■ Aim of the task
Find every line below that contains the word "title" and copy it out.

[Stored data entries]

[start]

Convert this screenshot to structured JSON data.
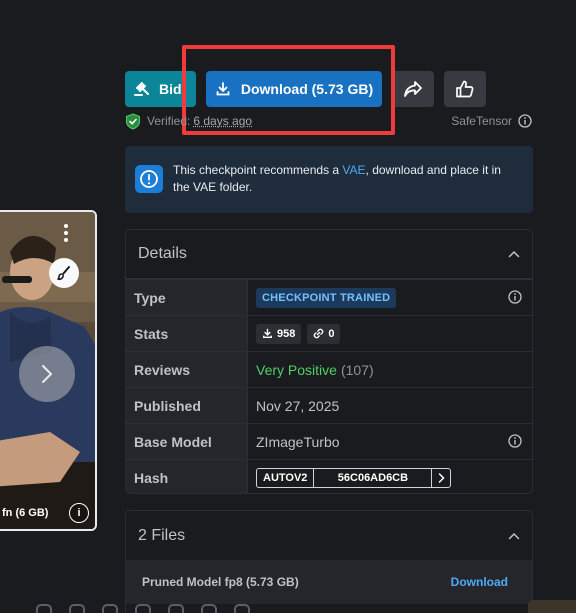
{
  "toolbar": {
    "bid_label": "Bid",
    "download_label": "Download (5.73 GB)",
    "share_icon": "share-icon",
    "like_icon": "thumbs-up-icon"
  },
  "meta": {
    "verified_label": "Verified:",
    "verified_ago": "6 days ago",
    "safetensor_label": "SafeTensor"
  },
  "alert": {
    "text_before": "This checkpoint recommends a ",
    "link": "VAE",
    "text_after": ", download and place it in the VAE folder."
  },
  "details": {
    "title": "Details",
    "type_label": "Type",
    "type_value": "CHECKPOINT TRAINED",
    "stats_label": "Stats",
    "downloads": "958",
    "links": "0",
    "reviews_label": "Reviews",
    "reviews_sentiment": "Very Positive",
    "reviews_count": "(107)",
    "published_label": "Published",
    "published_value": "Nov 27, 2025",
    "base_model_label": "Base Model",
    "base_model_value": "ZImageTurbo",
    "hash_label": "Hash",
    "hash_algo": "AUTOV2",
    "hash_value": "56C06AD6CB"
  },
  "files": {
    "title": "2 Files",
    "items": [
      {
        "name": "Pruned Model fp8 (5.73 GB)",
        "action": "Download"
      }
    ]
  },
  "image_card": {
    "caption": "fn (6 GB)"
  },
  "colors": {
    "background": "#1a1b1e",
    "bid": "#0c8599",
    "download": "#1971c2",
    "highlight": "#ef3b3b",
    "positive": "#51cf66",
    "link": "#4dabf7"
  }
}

[end]
[start]

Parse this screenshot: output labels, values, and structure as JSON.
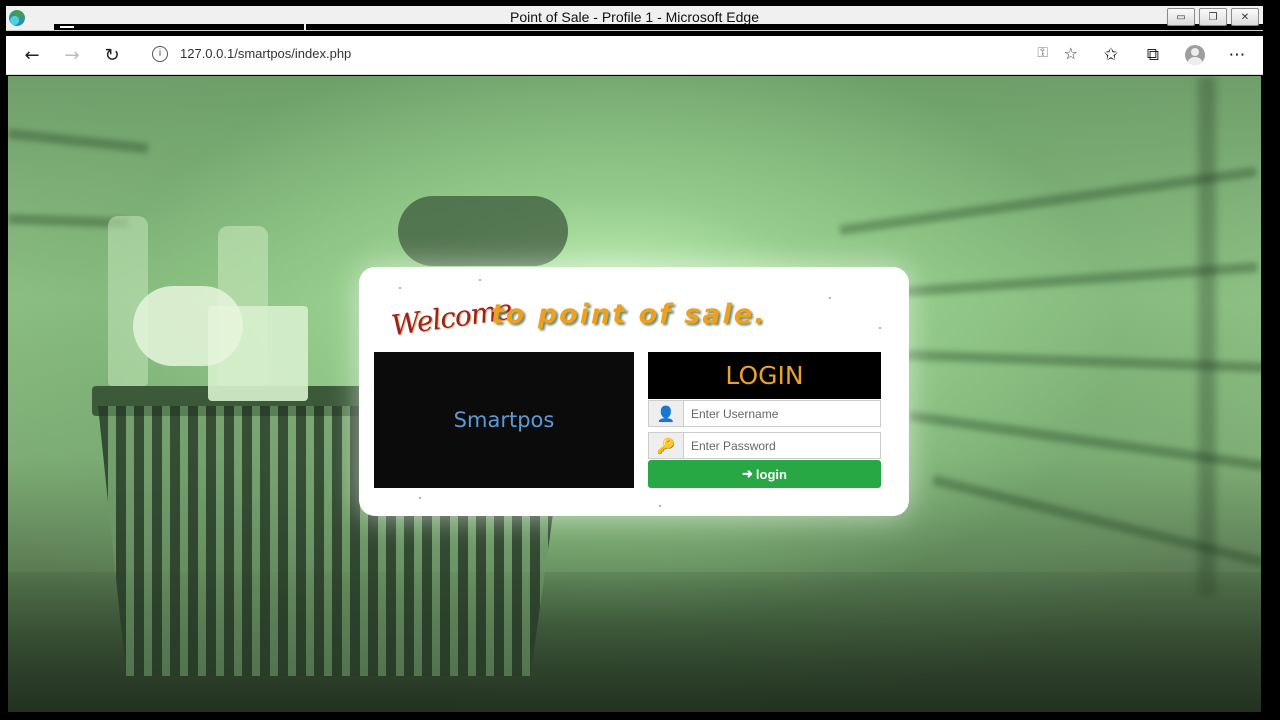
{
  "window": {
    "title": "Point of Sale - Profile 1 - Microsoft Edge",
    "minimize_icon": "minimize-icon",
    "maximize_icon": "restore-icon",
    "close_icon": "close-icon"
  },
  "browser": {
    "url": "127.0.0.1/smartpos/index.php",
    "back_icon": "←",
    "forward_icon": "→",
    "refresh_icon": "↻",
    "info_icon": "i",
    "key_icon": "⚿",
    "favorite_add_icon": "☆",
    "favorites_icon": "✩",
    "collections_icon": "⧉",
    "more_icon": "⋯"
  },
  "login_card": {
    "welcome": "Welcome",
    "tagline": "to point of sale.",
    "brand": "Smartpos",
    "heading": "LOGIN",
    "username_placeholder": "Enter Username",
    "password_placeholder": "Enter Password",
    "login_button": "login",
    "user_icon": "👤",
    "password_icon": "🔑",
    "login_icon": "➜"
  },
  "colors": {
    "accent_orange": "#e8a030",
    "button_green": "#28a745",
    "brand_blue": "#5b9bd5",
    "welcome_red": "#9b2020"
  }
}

[end]

■ Response to this exercise
    "title": "Details",
    "title": "2 Files",
    "title": "Point of Sale - Profile 1 - Microsoft Edge",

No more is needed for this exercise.